Task goal =>
Reproduce every entry below precisely. Pictures are excluded from the copy.

--------------------------------

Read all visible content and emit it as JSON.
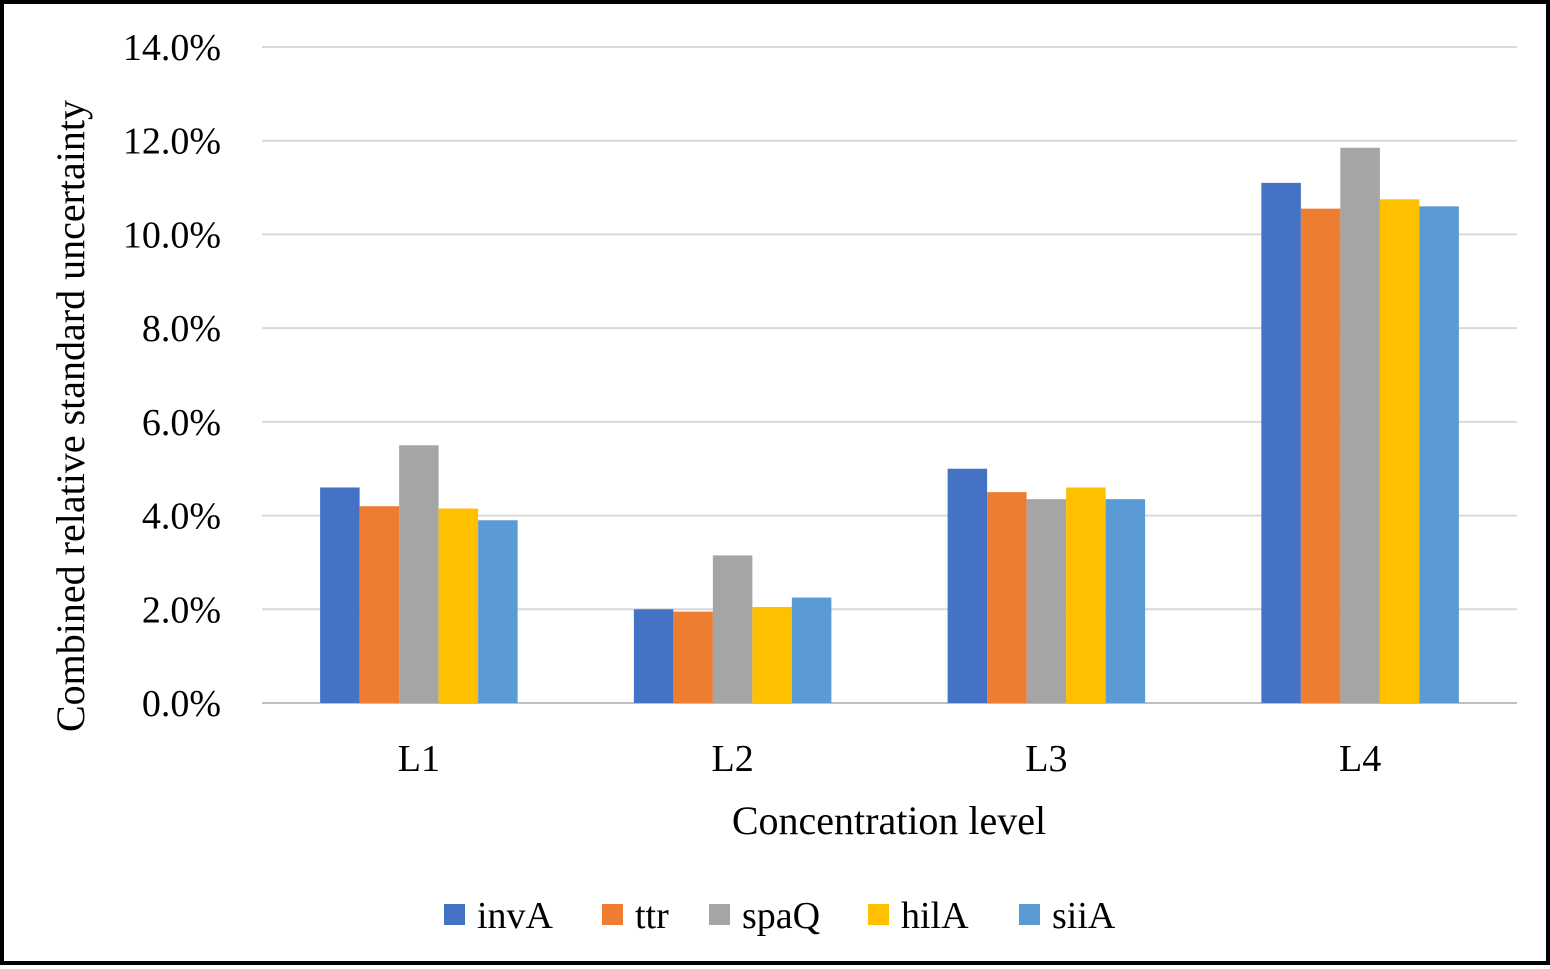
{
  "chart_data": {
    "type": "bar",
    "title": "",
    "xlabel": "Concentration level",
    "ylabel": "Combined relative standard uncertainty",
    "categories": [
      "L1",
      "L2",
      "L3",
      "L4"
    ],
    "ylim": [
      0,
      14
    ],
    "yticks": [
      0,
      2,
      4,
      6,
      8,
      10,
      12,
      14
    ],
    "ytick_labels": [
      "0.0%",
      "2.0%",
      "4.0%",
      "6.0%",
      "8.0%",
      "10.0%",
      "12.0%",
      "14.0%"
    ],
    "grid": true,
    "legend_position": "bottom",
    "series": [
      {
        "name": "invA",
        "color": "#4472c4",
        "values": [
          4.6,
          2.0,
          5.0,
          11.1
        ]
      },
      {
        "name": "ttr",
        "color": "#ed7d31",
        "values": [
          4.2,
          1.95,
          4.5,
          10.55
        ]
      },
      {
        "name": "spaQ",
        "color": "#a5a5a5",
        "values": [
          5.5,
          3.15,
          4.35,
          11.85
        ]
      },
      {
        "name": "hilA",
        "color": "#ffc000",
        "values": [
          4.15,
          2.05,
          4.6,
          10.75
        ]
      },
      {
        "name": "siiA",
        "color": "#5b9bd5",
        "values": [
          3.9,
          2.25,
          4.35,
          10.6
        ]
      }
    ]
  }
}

--------------------------------

Task result =>
Read all visible content and emit it as JSON.
{
  "chart_data": {
    "type": "bar",
    "title": "",
    "xlabel": "Concentration level",
    "ylabel": "Combined relative standard uncertainty",
    "categories": [
      "L1",
      "L2",
      "L3",
      "L4"
    ],
    "ylim": [
      0,
      14
    ],
    "yticks": [
      0,
      2,
      4,
      6,
      8,
      10,
      12,
      14
    ],
    "ytick_labels": [
      "0.0%",
      "2.0%",
      "4.0%",
      "6.0%",
      "8.0%",
      "10.0%",
      "12.0%",
      "14.0%"
    ],
    "grid": true,
    "legend_position": "bottom",
    "series": [
      {
        "name": "invA",
        "color": "#4472c4",
        "values": [
          4.6,
          2.0,
          5.0,
          11.1
        ]
      },
      {
        "name": "ttr",
        "color": "#ed7d31",
        "values": [
          4.2,
          1.95,
          4.5,
          10.55
        ]
      },
      {
        "name": "spaQ",
        "color": "#a5a5a5",
        "values": [
          5.5,
          3.15,
          4.35,
          11.85
        ]
      },
      {
        "name": "hilA",
        "color": "#ffc000",
        "values": [
          4.15,
          2.05,
          4.6,
          10.75
        ]
      },
      {
        "name": "siiA",
        "color": "#5b9bd5",
        "values": [
          3.9,
          2.25,
          4.35,
          10.6
        ]
      }
    ]
  }
}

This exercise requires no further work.